Collect each line of the records containing the string "Comunicación".

(Dataset records)
____

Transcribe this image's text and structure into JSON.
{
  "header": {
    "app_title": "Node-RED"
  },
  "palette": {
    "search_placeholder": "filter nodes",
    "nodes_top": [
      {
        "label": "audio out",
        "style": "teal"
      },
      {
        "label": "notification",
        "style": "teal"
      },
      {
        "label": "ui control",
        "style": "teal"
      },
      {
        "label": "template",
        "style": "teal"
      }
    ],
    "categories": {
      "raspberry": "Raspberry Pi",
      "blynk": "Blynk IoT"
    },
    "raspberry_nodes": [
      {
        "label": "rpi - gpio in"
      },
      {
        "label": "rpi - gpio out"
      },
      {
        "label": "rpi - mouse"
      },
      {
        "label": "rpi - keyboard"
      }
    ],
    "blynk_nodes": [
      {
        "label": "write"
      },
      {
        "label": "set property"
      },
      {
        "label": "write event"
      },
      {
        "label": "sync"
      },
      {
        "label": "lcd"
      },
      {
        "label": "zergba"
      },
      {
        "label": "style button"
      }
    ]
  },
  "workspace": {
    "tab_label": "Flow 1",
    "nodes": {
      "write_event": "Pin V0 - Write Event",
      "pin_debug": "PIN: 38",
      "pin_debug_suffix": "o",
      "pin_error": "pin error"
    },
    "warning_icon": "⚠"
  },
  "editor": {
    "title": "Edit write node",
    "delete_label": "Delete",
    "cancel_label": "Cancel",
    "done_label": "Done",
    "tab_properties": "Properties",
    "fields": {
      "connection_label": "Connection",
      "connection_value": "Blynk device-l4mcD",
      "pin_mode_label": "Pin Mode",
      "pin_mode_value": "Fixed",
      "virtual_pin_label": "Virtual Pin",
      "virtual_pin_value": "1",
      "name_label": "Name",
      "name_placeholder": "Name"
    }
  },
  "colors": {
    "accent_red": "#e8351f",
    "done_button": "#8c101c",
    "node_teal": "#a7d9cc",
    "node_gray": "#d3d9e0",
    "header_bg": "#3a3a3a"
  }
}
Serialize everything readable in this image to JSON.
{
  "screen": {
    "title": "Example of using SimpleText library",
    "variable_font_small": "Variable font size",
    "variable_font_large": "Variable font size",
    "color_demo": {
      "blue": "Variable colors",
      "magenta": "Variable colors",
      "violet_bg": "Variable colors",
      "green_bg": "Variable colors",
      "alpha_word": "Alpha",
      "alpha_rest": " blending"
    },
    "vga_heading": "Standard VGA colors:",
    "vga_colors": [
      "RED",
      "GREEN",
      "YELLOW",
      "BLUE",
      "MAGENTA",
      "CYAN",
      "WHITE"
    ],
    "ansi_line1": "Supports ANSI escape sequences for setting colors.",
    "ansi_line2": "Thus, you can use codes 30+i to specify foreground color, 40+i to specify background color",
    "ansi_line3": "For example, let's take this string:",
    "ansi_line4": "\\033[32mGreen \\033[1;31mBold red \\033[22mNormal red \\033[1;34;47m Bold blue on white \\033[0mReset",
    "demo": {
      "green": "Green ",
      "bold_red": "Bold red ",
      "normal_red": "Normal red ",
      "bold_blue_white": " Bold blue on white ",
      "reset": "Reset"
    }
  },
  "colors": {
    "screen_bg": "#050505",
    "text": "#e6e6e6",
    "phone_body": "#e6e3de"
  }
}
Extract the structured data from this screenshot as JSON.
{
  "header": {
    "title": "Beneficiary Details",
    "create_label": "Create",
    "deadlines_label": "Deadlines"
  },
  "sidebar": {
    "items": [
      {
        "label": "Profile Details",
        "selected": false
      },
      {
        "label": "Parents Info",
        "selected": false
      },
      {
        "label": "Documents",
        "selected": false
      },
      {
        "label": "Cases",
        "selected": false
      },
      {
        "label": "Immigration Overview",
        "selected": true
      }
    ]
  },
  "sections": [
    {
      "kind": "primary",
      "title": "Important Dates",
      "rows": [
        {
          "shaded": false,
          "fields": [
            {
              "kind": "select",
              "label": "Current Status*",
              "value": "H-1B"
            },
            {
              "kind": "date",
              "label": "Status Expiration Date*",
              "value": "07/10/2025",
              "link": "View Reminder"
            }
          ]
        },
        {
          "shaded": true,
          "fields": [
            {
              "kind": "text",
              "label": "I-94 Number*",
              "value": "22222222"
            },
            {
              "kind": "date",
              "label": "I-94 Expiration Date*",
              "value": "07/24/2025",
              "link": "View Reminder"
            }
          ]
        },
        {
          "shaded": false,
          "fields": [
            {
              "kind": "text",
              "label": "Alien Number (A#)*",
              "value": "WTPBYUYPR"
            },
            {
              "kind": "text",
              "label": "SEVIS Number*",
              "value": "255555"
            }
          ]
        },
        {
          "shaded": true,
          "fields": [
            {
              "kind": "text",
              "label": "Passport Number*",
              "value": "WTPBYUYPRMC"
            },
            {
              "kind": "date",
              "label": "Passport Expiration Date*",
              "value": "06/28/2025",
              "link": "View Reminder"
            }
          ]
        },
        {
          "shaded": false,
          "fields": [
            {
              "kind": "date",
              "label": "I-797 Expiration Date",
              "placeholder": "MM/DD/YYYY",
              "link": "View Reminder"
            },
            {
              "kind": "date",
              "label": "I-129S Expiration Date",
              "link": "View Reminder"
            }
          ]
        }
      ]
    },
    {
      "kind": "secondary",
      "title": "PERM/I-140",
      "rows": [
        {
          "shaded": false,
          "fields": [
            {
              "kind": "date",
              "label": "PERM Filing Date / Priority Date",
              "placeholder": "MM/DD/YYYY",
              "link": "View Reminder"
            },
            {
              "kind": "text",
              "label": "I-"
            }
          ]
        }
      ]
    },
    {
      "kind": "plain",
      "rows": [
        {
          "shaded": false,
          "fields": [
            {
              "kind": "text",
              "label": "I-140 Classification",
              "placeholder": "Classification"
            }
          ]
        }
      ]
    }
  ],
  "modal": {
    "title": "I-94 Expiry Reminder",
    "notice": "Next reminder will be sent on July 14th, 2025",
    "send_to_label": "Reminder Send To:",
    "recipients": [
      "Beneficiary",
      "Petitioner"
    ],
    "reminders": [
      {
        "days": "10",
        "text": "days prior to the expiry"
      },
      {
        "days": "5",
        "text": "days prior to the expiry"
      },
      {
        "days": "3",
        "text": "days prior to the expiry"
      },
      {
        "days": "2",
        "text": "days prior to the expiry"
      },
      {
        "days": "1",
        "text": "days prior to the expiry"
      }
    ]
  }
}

____

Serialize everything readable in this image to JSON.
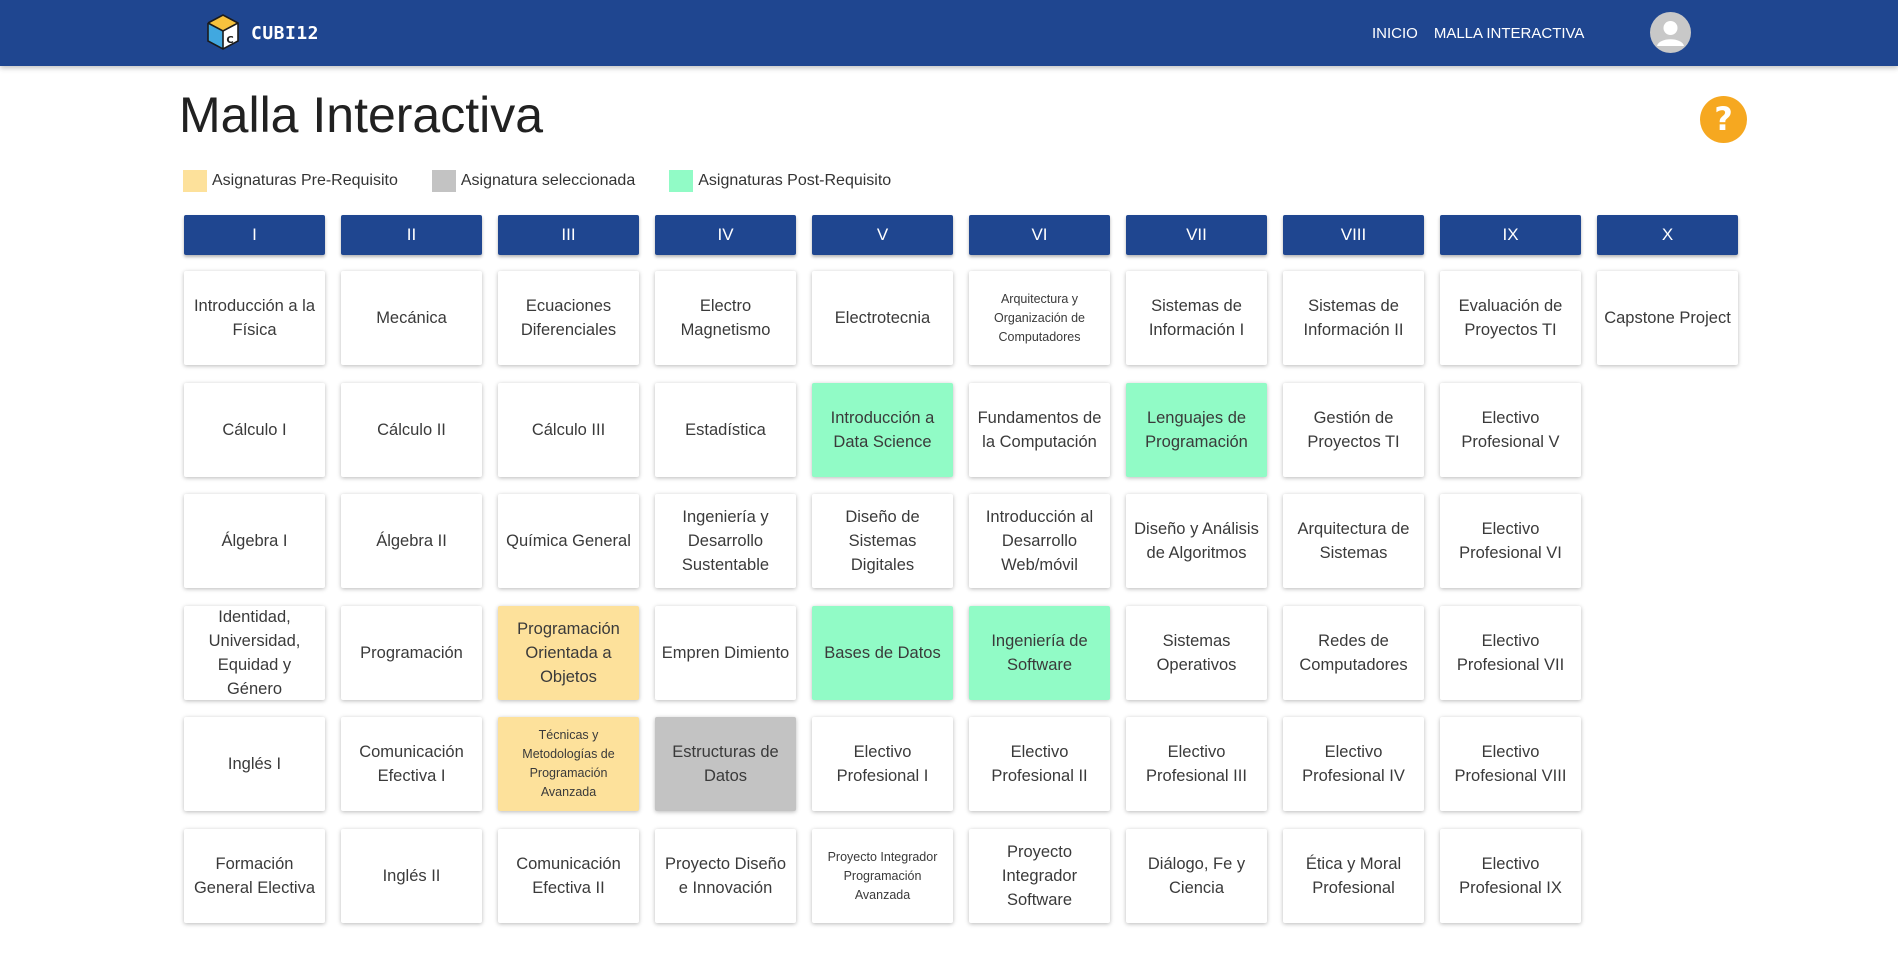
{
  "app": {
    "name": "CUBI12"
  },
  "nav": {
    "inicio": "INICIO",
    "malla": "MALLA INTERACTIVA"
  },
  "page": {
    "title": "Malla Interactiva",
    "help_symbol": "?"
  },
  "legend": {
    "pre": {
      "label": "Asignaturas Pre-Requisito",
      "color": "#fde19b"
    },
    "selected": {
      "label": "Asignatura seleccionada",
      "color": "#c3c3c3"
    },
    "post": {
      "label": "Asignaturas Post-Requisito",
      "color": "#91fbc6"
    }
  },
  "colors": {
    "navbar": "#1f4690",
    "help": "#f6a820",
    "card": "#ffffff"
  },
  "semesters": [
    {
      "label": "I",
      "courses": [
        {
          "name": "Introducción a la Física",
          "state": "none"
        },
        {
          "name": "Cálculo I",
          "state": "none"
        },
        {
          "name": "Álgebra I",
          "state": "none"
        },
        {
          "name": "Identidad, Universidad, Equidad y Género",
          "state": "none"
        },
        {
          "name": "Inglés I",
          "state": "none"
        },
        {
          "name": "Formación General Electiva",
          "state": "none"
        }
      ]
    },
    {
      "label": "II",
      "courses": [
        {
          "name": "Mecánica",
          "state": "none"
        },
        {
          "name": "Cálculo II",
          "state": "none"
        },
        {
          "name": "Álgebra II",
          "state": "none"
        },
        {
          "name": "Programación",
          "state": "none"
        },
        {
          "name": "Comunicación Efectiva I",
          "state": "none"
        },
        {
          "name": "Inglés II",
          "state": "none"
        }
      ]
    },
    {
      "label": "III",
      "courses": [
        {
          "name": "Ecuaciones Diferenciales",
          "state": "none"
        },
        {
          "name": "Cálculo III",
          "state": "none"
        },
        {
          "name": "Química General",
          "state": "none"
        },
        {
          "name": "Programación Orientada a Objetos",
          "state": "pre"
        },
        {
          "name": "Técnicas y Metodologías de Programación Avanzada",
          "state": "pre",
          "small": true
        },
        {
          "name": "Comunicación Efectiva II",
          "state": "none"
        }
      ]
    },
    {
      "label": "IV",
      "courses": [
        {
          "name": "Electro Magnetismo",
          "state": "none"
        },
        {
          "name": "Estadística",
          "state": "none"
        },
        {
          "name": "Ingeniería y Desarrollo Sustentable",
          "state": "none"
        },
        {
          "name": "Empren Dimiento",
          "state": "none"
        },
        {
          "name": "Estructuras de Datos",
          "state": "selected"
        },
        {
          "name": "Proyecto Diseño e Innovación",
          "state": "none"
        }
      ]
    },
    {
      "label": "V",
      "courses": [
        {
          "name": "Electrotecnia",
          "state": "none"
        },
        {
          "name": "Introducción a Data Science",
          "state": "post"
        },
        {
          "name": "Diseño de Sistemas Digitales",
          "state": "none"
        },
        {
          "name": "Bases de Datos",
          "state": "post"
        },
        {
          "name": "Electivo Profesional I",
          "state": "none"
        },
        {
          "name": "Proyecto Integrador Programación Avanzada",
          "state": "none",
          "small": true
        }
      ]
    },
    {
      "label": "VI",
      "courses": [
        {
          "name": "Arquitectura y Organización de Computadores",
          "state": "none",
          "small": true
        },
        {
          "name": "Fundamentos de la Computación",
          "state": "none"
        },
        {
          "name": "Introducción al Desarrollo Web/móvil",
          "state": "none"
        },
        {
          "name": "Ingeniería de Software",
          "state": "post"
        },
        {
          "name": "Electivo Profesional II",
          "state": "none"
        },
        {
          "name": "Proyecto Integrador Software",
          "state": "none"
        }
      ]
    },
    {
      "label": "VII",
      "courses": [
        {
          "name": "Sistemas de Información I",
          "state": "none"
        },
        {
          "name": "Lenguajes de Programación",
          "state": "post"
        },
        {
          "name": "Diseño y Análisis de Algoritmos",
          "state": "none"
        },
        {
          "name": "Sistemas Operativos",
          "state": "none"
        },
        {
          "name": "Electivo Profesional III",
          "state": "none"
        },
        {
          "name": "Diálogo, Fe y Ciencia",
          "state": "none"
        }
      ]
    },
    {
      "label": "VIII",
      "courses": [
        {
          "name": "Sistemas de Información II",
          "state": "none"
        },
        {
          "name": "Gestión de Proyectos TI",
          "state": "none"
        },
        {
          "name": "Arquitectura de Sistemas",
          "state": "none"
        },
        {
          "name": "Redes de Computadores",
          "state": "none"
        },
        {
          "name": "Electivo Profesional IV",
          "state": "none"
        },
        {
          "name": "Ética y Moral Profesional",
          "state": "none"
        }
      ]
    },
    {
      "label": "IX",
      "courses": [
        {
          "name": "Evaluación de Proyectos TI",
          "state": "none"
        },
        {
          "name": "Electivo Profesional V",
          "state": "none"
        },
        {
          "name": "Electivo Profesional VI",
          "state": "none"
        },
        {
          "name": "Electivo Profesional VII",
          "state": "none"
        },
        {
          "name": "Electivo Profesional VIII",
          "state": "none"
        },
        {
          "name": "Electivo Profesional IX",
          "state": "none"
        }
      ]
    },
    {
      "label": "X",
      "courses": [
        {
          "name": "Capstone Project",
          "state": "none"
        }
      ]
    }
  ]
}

____

*Final result*:
          "name": "Comunicación Efectiva I",
          "name": "Comunicación Efectiva II",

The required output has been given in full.